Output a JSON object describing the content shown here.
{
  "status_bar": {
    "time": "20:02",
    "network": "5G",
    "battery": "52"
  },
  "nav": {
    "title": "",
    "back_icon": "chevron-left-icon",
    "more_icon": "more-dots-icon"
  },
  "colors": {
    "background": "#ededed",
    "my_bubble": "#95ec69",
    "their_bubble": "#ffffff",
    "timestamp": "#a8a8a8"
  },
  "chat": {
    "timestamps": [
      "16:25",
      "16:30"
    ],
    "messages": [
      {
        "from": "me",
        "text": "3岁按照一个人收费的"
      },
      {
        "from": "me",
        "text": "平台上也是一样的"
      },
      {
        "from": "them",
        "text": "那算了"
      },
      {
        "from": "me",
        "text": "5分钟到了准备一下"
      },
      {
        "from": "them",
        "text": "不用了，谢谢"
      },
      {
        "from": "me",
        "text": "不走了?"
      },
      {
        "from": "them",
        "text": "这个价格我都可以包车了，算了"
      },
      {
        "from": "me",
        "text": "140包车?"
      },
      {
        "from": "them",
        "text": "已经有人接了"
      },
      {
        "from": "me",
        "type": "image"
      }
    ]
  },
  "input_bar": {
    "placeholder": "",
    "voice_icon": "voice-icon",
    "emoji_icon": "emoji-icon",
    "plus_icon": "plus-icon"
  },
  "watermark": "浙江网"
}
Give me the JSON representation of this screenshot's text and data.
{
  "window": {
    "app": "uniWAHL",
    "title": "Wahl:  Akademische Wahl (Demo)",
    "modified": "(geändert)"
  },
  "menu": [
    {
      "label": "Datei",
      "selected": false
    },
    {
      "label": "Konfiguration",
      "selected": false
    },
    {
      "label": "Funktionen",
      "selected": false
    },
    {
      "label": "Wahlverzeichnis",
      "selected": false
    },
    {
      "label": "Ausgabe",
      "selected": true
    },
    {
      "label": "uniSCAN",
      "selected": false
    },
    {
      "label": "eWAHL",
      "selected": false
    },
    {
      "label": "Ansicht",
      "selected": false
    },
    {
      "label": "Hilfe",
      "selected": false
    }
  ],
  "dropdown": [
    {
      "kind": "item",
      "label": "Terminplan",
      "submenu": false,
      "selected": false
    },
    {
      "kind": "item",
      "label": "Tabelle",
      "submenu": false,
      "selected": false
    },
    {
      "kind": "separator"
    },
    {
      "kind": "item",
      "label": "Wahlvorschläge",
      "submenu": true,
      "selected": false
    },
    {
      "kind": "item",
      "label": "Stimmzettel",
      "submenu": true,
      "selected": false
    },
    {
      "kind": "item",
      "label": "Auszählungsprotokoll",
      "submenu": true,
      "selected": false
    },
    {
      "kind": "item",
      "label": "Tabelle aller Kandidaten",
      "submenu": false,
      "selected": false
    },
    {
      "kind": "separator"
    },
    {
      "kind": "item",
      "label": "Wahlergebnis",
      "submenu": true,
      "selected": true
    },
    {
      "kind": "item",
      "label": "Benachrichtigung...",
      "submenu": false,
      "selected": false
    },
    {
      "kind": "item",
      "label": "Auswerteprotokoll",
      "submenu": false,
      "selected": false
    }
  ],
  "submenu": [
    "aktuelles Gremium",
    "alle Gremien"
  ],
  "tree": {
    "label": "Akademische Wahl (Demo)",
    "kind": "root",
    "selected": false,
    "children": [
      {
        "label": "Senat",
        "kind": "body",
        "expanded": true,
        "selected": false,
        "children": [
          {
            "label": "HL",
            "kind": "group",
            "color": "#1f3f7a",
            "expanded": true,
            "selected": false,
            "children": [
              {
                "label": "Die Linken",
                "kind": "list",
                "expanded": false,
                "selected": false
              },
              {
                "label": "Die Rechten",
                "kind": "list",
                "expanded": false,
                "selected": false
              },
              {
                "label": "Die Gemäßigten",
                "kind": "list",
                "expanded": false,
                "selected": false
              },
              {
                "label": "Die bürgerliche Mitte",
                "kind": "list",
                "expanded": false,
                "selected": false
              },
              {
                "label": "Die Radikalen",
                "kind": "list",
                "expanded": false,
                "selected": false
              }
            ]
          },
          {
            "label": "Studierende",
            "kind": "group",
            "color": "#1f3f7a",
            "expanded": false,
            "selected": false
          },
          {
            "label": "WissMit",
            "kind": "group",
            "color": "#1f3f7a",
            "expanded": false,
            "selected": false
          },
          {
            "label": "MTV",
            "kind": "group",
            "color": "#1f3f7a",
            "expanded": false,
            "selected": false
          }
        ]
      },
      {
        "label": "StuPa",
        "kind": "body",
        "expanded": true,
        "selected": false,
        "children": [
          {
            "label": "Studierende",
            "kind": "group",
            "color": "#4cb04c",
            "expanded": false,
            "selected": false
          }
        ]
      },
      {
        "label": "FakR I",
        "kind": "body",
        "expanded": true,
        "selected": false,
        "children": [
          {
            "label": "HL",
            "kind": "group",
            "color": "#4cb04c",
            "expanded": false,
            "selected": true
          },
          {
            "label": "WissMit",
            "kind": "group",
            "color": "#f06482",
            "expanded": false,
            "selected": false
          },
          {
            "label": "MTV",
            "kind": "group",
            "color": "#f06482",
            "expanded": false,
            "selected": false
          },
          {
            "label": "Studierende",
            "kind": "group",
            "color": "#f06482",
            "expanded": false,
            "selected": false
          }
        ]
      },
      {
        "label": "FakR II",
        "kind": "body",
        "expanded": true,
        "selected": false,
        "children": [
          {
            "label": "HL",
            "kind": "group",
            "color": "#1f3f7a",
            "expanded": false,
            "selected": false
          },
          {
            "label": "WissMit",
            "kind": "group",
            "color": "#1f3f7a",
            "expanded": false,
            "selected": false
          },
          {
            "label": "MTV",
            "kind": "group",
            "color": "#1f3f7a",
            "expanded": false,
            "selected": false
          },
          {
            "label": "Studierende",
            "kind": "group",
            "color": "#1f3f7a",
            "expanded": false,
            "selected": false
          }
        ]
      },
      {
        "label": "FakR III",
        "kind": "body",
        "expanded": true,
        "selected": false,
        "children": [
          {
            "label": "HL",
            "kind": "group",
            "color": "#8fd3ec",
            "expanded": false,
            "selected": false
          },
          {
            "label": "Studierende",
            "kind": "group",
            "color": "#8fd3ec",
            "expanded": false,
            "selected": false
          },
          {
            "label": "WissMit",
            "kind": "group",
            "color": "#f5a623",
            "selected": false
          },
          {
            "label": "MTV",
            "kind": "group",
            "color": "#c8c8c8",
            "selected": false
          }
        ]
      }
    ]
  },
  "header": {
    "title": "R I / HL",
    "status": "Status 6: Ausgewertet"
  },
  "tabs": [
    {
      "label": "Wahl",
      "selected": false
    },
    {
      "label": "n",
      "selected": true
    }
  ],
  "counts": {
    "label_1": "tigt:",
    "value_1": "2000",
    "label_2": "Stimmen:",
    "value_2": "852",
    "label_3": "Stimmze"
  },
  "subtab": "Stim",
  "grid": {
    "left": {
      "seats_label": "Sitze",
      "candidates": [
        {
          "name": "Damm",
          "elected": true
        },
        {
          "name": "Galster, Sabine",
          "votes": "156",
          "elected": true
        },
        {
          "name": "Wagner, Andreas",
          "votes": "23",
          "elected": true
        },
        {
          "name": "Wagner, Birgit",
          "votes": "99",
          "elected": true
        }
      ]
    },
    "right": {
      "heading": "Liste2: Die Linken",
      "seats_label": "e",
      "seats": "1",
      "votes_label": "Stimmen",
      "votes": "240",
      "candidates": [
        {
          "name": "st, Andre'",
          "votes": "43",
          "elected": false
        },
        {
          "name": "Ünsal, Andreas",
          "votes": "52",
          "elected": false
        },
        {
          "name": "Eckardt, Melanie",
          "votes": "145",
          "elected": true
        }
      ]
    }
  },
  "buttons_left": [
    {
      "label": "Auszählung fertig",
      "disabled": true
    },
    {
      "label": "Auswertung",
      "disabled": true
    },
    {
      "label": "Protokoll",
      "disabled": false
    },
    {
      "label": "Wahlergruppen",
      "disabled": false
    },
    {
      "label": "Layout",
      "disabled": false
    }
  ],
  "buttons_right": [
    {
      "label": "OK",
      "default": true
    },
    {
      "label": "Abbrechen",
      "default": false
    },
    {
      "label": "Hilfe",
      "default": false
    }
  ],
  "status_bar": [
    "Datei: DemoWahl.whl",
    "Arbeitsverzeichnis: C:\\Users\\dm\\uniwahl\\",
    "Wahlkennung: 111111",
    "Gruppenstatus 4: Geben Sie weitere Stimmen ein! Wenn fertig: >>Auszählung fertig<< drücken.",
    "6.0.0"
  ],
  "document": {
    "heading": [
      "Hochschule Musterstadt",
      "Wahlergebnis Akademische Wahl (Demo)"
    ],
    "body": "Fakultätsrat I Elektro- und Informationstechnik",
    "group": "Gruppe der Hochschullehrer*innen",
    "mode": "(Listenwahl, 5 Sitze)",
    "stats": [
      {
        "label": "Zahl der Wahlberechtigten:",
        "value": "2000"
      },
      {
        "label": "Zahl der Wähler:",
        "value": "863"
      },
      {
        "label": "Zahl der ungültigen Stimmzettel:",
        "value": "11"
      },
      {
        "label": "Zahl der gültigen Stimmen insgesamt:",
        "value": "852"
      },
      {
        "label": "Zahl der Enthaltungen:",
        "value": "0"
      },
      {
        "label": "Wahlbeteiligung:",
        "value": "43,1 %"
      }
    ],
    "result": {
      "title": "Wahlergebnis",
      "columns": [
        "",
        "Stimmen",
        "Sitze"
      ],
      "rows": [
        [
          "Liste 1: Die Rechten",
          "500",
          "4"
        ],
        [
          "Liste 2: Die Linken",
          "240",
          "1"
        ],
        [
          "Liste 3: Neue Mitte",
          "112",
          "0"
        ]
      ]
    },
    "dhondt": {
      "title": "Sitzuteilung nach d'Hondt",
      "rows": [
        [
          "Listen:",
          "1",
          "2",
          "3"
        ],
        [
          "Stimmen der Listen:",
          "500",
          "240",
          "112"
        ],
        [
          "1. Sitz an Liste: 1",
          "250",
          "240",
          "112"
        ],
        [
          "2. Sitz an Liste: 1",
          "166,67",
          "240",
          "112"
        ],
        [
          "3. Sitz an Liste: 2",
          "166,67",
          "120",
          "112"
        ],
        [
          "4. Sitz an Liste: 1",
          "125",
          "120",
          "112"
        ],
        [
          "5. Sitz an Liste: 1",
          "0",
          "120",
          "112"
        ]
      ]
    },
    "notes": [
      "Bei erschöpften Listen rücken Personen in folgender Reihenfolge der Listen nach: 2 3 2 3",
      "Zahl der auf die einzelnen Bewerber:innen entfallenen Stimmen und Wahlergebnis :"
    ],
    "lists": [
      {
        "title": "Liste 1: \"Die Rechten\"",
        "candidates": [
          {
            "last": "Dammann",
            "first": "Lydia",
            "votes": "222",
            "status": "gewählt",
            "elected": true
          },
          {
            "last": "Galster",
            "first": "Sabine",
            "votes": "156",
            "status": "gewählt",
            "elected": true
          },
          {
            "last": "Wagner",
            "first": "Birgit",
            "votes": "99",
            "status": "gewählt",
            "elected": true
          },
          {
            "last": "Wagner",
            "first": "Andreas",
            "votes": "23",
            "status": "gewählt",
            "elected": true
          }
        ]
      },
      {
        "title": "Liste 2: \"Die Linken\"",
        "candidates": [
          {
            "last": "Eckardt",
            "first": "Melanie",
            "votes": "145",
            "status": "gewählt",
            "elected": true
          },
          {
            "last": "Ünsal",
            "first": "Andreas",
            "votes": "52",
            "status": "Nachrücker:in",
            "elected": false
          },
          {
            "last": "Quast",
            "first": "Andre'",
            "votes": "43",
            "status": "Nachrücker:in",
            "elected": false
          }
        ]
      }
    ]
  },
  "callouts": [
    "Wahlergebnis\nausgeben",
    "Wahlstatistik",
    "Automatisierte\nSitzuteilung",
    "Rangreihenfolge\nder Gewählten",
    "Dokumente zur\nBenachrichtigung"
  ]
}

§ **STATED EXERCISE**: Go through the material and select each line with the string "name" in it.

§ **TASK RESULT**:
          "name": "Damm",
          "name": "Galster, Sabine",
          "name": "Wagner, Andreas",
          "name": "Wagner, Birgit",
          "name": "st, Andre'",
          "name": "Ünsal, Andreas",
          "name": "Eckardt, Melanie",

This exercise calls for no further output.